PROBLEM — Each line containing the word "icon" needs to be copied.

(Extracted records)
-- -- --
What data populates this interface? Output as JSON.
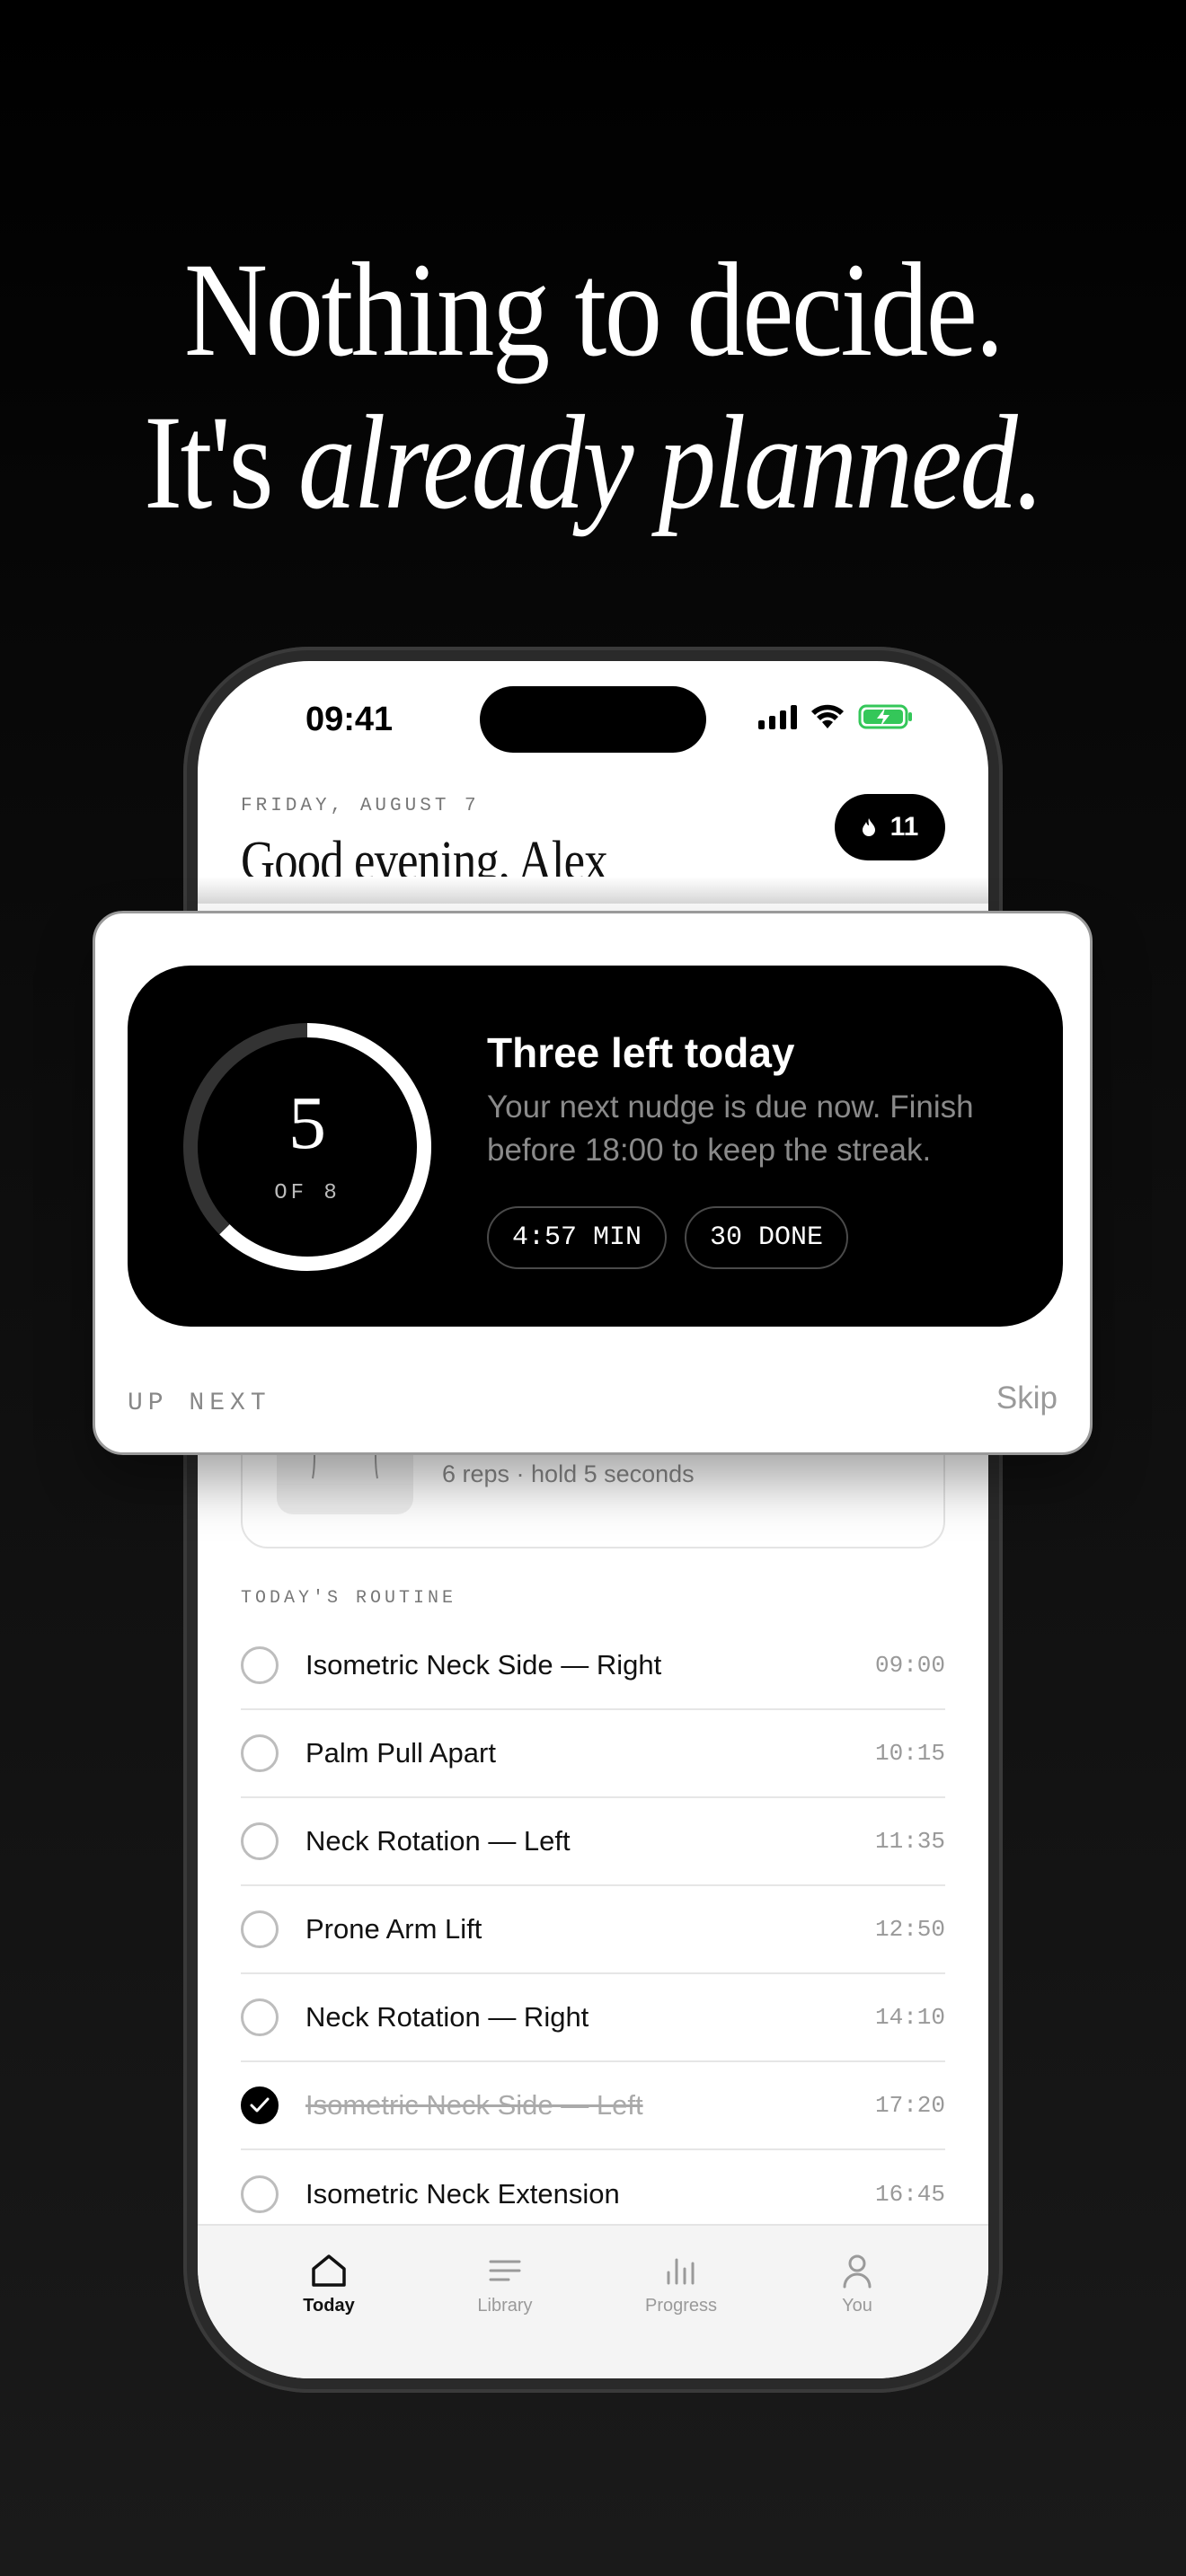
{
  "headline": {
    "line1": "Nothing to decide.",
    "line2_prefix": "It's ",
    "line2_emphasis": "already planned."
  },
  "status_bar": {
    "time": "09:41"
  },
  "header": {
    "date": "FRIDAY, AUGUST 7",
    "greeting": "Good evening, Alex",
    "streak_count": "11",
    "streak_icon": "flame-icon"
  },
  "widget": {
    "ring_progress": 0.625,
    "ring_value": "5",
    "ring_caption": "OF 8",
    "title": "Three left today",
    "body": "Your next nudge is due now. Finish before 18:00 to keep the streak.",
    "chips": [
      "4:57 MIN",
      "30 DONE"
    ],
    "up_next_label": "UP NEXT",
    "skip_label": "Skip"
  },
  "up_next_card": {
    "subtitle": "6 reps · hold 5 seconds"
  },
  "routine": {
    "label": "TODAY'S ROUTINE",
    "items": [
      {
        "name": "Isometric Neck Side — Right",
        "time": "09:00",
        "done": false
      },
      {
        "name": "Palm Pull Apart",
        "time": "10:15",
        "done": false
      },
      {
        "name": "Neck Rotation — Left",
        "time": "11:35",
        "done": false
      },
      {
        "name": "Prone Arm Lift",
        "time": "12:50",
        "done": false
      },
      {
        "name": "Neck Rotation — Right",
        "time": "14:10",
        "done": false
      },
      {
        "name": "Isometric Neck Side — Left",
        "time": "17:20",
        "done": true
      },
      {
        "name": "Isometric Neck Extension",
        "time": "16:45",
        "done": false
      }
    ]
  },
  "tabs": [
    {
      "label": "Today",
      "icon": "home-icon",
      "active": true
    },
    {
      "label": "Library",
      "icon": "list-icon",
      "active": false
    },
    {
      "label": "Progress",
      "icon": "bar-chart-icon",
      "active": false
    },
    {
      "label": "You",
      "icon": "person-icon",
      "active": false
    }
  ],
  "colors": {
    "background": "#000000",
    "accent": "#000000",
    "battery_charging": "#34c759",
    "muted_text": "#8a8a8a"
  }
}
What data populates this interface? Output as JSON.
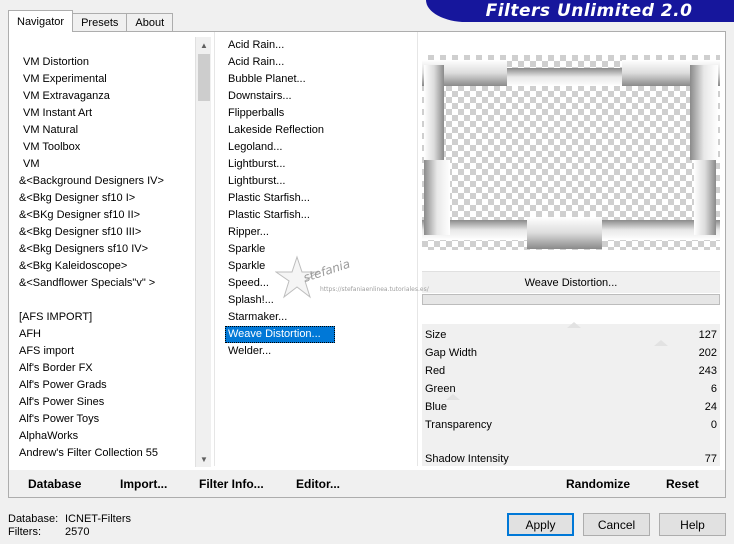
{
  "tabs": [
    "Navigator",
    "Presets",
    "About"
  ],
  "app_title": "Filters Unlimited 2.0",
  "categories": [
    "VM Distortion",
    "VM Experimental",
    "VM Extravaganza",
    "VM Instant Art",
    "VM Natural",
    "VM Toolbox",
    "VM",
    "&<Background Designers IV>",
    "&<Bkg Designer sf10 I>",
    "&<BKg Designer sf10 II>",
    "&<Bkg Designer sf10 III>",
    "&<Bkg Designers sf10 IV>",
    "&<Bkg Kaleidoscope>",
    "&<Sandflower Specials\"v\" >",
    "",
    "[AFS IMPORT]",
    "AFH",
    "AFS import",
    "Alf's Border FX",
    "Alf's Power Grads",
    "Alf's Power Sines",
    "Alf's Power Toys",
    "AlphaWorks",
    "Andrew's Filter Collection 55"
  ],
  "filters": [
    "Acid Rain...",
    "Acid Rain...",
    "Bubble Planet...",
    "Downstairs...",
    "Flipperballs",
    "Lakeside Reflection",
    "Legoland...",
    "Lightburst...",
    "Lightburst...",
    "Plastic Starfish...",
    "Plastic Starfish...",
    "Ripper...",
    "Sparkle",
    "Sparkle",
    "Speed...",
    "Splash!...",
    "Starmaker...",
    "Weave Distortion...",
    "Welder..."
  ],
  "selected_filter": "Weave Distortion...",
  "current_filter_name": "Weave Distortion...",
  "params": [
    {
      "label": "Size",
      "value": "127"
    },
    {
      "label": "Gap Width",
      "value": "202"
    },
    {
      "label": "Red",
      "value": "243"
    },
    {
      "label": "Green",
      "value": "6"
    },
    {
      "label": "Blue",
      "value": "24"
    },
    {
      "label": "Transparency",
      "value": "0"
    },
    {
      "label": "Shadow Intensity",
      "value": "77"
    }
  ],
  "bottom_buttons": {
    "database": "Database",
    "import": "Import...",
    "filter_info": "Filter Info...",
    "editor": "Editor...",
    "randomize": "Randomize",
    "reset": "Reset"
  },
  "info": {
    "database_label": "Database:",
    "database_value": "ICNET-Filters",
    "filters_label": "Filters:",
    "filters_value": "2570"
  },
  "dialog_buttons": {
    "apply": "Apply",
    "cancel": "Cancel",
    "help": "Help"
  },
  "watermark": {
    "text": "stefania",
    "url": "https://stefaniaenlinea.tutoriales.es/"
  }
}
-- -- --
RESULT OF THE EXERCISE —
    "streak_icon": "flame-icon"
      "icon": "home-icon",
      "icon": "list-icon",
      "icon": "bar-chart-icon",
      "icon": "person-icon",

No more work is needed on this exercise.